Wherever the word "page" shows up in a line, please copy that line.

++++++

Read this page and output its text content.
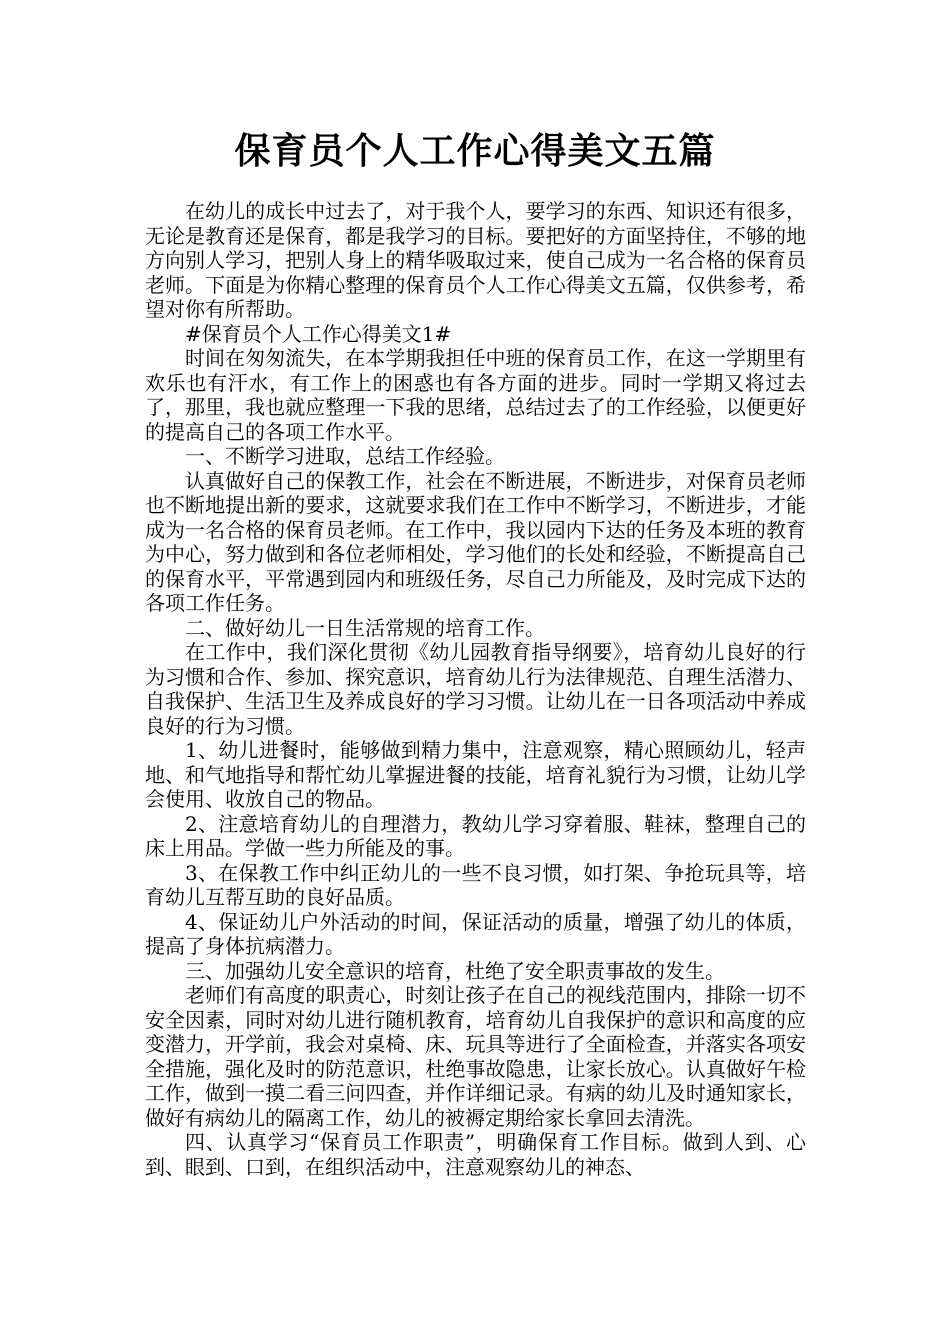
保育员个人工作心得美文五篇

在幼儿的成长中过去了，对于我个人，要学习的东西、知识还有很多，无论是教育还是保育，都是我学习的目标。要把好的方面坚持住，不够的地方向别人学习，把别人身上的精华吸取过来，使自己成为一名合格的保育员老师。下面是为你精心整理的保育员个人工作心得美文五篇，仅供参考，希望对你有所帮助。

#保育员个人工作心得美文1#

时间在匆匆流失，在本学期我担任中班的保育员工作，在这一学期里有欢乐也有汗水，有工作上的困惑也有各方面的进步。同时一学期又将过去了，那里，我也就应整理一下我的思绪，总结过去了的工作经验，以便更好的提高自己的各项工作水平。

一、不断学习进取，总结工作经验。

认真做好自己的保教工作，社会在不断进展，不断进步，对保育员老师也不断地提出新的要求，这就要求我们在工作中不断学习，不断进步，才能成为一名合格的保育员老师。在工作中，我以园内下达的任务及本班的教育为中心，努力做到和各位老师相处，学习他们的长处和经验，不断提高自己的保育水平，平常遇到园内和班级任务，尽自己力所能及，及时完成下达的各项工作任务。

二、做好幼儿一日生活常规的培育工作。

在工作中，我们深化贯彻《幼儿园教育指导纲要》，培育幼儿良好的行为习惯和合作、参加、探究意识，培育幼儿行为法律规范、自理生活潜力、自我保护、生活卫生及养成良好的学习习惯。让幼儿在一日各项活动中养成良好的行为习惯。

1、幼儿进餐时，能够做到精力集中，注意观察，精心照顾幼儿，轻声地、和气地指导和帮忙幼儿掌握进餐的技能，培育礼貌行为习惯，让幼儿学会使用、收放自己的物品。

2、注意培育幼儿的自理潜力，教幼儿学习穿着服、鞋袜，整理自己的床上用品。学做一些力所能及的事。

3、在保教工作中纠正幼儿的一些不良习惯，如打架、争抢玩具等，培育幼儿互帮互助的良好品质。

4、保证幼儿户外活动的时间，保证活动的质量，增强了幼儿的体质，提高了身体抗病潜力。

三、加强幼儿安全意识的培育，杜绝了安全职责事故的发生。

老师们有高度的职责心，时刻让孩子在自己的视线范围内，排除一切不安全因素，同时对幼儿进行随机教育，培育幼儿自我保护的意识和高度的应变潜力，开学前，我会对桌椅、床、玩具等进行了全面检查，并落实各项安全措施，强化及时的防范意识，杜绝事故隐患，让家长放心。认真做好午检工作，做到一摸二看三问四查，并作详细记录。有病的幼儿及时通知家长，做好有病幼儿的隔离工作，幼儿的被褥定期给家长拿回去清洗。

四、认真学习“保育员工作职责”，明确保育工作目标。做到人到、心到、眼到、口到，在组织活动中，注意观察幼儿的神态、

++++++

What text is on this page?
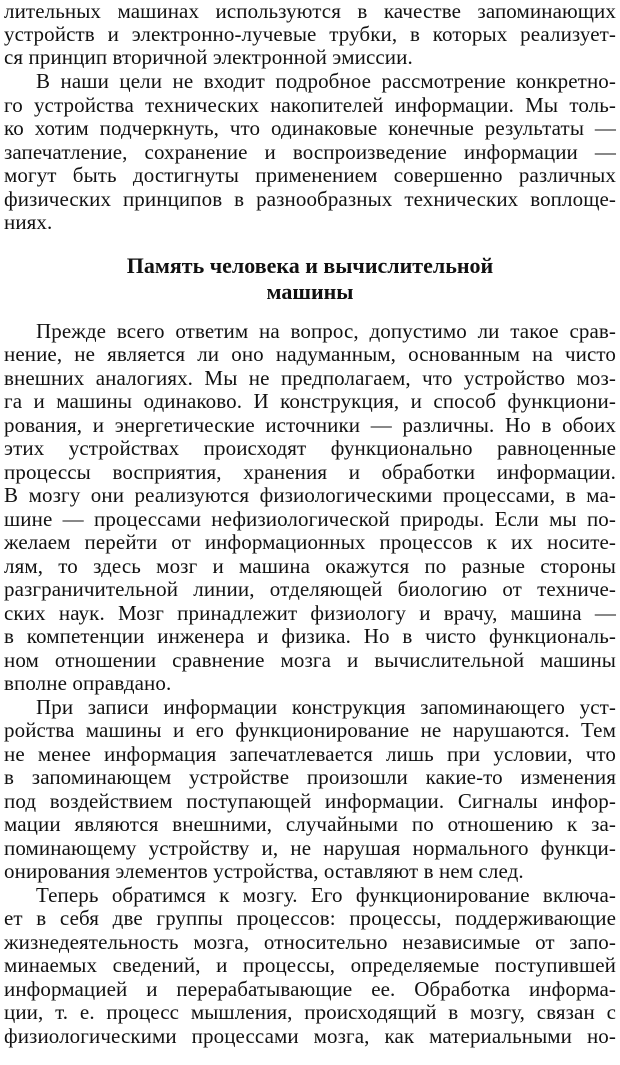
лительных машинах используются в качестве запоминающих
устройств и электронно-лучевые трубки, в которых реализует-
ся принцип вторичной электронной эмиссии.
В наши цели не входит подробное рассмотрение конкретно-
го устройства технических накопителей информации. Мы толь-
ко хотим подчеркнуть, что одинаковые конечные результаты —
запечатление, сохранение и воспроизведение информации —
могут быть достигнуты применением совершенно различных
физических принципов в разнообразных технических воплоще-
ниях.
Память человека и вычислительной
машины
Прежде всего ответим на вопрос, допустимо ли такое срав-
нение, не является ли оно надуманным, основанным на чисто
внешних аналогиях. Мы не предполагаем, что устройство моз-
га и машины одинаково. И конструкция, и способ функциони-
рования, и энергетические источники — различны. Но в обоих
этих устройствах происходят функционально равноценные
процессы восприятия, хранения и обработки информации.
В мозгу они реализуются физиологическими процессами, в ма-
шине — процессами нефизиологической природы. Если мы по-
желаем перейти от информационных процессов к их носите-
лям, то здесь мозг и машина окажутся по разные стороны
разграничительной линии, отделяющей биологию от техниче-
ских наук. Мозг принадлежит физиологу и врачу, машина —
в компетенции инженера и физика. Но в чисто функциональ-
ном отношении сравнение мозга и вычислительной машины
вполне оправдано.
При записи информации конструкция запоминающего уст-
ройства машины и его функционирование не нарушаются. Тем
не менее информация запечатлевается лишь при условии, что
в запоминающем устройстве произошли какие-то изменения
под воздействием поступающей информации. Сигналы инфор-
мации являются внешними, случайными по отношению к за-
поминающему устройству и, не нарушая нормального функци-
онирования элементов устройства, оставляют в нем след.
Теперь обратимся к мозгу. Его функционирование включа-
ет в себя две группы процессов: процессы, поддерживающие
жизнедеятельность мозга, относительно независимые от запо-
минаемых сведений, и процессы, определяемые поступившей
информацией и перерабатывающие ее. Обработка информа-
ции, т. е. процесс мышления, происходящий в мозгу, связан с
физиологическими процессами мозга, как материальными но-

++++++

- [Exercise response]:
Read this page and output its text content.
What text is on this page?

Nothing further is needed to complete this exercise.